**TO DO**
Return each entry exactly, omitting nothing.

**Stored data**
——————————
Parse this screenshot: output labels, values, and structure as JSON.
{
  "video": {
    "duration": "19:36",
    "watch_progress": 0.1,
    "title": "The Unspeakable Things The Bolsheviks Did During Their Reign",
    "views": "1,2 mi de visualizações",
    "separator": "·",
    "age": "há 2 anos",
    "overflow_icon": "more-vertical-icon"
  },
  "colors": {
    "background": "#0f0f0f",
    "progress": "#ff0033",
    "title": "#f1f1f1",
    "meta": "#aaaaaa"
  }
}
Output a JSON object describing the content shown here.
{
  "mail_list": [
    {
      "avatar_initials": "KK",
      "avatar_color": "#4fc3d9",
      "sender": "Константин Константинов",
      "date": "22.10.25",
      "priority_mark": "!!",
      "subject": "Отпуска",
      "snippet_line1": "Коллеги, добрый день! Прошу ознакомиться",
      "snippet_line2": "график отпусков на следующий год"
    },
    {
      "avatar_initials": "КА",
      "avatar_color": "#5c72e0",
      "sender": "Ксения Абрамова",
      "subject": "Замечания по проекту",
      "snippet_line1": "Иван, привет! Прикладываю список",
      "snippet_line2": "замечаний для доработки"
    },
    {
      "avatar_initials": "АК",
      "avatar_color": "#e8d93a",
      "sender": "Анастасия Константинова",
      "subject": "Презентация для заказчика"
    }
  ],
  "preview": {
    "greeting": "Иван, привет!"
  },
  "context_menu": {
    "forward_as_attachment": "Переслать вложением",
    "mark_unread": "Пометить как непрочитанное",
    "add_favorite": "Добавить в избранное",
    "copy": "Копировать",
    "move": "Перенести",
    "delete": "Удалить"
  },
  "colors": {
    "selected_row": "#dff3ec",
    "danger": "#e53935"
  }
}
——————————
**EXERCISE OUTPUT**
Parse this screenshot: output labels, values, and structure as JSON.
{
  "video": {
    "duration": "19:36",
    "watch_progress": 0.1,
    "title": "The Unspeakable Things The Bolsheviks Did During Their Reign",
    "views": "1,2 mi de visualizações",
    "separator": "·",
    "age": "há 2 anos",
    "overflow_icon": "more-vertical-icon"
  },
  "colors": {
    "background": "#0f0f0f",
    "progress": "#ff0033",
    "title": "#f1f1f1",
    "meta": "#aaaaaa"
  }
}
Output a JSON object describing the content shown here.
{
  "mail_list": [
    {
      "avatar_initials": "KK",
      "avatar_color": "#4fc3d9",
      "sender": "Константин Константинов",
      "date": "22.10.25",
      "priority_mark": "!!",
      "subject": "Отпуска",
      "snippet_line1": "Коллеги, добрый день! Прошу ознакомиться",
      "snippet_line2": "график отпусков на следующий год"
    },
    {
      "avatar_initials": "КА",
      "avatar_color": "#5c72e0",
      "sender": "Ксения Абрамова",
      "subject": "Замечания по проекту",
      "snippet_line1": "Иван, привет! Прикладываю список",
      "snippet_line2": "замечаний для доработки"
    },
    {
      "avatar_initials": "АК",
      "avatar_color": "#e8d93a",
      "sender": "Анастасия Константинова",
      "subject": "Презентация для заказчика"
    }
  ],
  "preview": {
    "greeting": "Иван, привет!"
  },
  "context_menu": {
    "forward_as_attachment": "Переслать вложением",
    "mark_unread": "Пометить как непрочитанное",
    "add_favorite": "Добавить в избранное",
    "copy": "Копировать",
    "move": "Перенести",
    "delete": "Удалить"
  },
  "colors": {
    "selected_row": "#dff3ec",
    "danger": "#e53935"
  }
}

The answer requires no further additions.